### Work instructions
A. Answer these questions using the passage on angiotensin-receptor blockers and beta-blockers, which comes before the material.
(i) Which side effect does the passage say angiotensin-receptor blockers do not have?
(ii) How many patients were included in the pooled results of the 6 randomized controlled trials?
(iii) What was the average daily dose of carvedilol in the study of severe chronic HF?
B. Extend the passage on angiotensin-receptor blockers and beta-blockers, which comes before the material, by continuing from its final sentence.

### Reading passage
※ ※ ※

Angiotensin-receptor blockers. Angiotensin-receptor blockers (ARBs) reduce all-cause mortality and HF-related hospitalizations in patients with NYHA class II and III HF at rates comparable with those of ACE inhibitors.15,16 Cough is not a side effect of ARBs. Although they are more expensive, ARBs offer a reasonable alternative for patients who do not tolerate ACE inhibitors.

Beta-blockers. The beta-blockers carvedilol, metoprolol, and bisoprolol have a proven mortality benefit for patients with HF.17-19 Pooled results of 6 randomized controlled trials (RCTs), including more than 9000 patients already taking ACE inhibitors, showed a significant reduction in total mortality (NNT = 24 over 1–2 years) and sudden death (NNT = 35), regardless of NYHA classification.20 The average dropout rate of 16% was similar in the betablocker and placebo groups.

Early beta-blocker studies included few NYHA class IV patients until a recent study of the use of carvedilol in severe chronic HF.21 In this study, all patients were taking diuretics plus either an ACE inhibitor or ARB and were permitted to take digoxin, nitrates, hydralazine, spironolactone, or amiodarone. Carvedilol at an average dose of 37 mg per day decreased mortality (NNT = 18 for 10 months) and lowered combined mortality and hospitalization for worsening HF (NNT = 13). Study patients taking carvedilol withdrew from the study at a lower rate (approximately 15%) than placebo.

※ ※ ※

### Supplied records

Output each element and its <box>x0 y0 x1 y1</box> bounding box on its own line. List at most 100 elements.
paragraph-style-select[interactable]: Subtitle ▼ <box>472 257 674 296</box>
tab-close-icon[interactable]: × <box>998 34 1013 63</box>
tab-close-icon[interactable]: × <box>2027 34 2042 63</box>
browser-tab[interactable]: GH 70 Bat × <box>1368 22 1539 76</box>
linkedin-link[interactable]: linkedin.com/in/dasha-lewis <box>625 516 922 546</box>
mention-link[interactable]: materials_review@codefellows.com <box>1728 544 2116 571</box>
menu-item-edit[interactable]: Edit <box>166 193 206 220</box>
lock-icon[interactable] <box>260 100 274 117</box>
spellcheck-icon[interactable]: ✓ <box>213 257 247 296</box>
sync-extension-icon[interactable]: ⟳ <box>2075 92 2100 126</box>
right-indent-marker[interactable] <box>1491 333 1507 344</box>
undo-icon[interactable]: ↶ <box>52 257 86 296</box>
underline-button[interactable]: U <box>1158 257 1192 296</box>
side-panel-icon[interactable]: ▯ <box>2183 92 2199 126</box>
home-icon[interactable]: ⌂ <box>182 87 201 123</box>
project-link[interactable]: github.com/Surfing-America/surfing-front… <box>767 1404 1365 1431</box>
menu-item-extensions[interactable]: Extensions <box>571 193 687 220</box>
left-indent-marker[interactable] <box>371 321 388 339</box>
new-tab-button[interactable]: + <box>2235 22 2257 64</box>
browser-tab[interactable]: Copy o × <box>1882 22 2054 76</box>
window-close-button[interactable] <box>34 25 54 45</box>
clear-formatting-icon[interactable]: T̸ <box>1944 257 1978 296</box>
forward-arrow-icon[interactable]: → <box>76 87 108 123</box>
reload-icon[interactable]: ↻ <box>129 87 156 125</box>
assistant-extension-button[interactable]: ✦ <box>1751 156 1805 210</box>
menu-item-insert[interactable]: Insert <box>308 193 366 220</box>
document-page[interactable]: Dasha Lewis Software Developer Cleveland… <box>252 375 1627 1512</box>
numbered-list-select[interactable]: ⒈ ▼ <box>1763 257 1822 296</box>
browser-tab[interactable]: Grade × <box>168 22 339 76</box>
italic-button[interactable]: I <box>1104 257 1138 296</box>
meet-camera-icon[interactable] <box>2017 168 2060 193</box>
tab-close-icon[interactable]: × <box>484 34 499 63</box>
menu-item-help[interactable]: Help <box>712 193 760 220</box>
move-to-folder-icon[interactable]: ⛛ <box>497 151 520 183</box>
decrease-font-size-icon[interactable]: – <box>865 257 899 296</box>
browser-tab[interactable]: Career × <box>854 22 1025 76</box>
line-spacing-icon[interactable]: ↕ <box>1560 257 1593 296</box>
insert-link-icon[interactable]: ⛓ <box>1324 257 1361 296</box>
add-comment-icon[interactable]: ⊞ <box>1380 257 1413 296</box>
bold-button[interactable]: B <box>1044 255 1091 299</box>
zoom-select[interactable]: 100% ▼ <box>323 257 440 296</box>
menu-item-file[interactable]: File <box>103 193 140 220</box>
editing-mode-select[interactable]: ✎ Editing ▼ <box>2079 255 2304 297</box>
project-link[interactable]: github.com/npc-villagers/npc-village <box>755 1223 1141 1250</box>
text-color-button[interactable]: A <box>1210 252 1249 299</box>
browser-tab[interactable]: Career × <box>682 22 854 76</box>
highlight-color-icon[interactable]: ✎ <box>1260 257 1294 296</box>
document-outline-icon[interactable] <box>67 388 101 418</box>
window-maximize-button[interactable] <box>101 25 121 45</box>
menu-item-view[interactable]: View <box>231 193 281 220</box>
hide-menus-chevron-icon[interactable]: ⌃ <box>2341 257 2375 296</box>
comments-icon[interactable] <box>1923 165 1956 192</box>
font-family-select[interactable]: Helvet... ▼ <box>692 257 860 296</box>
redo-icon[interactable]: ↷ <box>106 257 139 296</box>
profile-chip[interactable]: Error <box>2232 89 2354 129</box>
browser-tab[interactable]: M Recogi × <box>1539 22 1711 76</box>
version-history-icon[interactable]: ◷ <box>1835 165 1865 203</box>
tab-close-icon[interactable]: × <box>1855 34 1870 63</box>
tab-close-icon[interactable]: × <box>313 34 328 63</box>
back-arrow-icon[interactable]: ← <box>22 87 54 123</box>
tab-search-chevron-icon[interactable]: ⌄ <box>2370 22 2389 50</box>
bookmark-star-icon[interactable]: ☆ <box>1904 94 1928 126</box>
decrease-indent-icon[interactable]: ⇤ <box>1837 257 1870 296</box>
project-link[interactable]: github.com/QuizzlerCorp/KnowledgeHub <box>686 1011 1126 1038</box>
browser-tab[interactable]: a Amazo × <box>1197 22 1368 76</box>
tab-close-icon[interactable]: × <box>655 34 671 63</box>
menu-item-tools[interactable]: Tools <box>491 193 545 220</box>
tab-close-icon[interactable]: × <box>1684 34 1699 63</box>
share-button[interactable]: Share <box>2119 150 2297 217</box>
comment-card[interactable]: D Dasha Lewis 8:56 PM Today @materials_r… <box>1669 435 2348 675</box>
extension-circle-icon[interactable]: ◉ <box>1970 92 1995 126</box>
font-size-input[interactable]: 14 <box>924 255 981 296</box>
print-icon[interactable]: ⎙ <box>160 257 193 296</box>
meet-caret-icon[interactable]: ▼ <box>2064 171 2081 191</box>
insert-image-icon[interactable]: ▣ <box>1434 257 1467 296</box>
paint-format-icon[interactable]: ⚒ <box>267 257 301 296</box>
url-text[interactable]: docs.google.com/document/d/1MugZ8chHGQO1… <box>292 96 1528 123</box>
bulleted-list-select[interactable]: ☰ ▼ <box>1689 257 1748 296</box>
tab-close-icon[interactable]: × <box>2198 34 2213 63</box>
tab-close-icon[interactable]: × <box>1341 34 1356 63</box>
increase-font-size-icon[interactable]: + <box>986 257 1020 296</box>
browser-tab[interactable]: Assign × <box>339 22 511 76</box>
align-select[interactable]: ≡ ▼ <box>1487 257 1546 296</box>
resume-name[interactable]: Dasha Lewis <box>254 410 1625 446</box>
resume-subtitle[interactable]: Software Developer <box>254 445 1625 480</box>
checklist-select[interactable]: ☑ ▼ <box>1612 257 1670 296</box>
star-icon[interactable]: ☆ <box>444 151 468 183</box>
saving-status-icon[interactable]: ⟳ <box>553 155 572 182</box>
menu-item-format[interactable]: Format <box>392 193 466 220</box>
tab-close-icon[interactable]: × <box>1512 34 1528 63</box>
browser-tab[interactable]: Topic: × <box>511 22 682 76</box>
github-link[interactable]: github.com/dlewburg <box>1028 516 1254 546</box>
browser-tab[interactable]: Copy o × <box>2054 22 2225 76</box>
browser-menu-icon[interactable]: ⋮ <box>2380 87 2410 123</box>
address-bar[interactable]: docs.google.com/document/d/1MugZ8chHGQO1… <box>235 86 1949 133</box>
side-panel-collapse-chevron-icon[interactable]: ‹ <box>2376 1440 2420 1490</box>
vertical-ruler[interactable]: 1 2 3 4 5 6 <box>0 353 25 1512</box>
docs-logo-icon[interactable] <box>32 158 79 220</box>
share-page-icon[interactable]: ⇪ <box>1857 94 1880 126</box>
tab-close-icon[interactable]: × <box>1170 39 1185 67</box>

※ ※ ※

### Answers to each task
A.
(i) Cough.
(ii) More than 9000 patients.
(iii) 37 mg per day.

B.
Because the pharmacologic properties of betablockers vary, clinicians have wondered which are most beneficial. The investigators in a study comparing metoprolol (a beta-1 antagonist) with carvedilol (a beta-1, beta-2, and alpha-1 antagonist) in NYHA class II or III patients found no differences in quality-of-life measures or changes in NYHA classification.22

Spironolactone. The addition of spironolactone to standard care can help patients with severe HF.23 In NYHA class III and IV HF patients, spironolactone at doses ranging from 25 mg every other day to 50 mg per day reduces mortality (NNT = 9 for 2 years), reduces hospitalization from all cardiac causes (NNT = 4), and reduces hospitalization for worsening HF (NNT = 3). The most common serious adverse event in the spironolactone group was severe hyperkalemia (number needed to harm [NNH] = 195). Ten percent of men taking spironolactone experienced breast pain and gynecomastia.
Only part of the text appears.